WHAT IS ASKED: Every line of the data must be copied exactly.

_ _ _

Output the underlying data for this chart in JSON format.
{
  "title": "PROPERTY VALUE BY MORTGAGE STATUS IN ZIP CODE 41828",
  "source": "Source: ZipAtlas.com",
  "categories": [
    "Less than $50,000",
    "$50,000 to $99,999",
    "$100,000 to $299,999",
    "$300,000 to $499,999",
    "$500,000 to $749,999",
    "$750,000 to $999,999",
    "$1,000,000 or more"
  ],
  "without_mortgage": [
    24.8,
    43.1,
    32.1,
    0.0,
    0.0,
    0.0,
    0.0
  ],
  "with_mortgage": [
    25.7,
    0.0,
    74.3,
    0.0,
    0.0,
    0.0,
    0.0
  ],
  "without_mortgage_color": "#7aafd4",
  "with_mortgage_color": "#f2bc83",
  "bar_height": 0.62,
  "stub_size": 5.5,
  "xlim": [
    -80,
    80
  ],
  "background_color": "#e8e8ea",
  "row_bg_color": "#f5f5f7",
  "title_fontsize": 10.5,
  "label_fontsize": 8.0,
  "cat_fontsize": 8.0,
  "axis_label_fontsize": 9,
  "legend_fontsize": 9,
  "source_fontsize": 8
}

_ _ _

EXPECTED OUTPUT:
Output the underlying data for this chart in JSON format.
{
  "title": "PROPERTY VALUE BY MORTGAGE STATUS IN ZIP CODE 41828",
  "source": "Source: ZipAtlas.com",
  "categories": [
    "Less than $50,000",
    "$50,000 to $99,999",
    "$100,000 to $299,999",
    "$300,000 to $499,999",
    "$500,000 to $749,999",
    "$750,000 to $999,999",
    "$1,000,000 or more"
  ],
  "without_mortgage": [
    24.8,
    43.1,
    32.1,
    0.0,
    0.0,
    0.0,
    0.0
  ],
  "with_mortgage": [
    25.7,
    0.0,
    74.3,
    0.0,
    0.0,
    0.0,
    0.0
  ],
  "without_mortgage_color": "#7aafd4",
  "with_mortgage_color": "#f2bc83",
  "bar_height": 0.62,
  "stub_size": 5.5,
  "xlim": [
    -80,
    80
  ],
  "background_color": "#e8e8ea",
  "row_bg_color": "#f5f5f7",
  "title_fontsize": 10.5,
  "label_fontsize": 8.0,
  "cat_fontsize": 8.0,
  "axis_label_fontsize": 9,
  "legend_fontsize": 9,
  "source_fontsize": 8
}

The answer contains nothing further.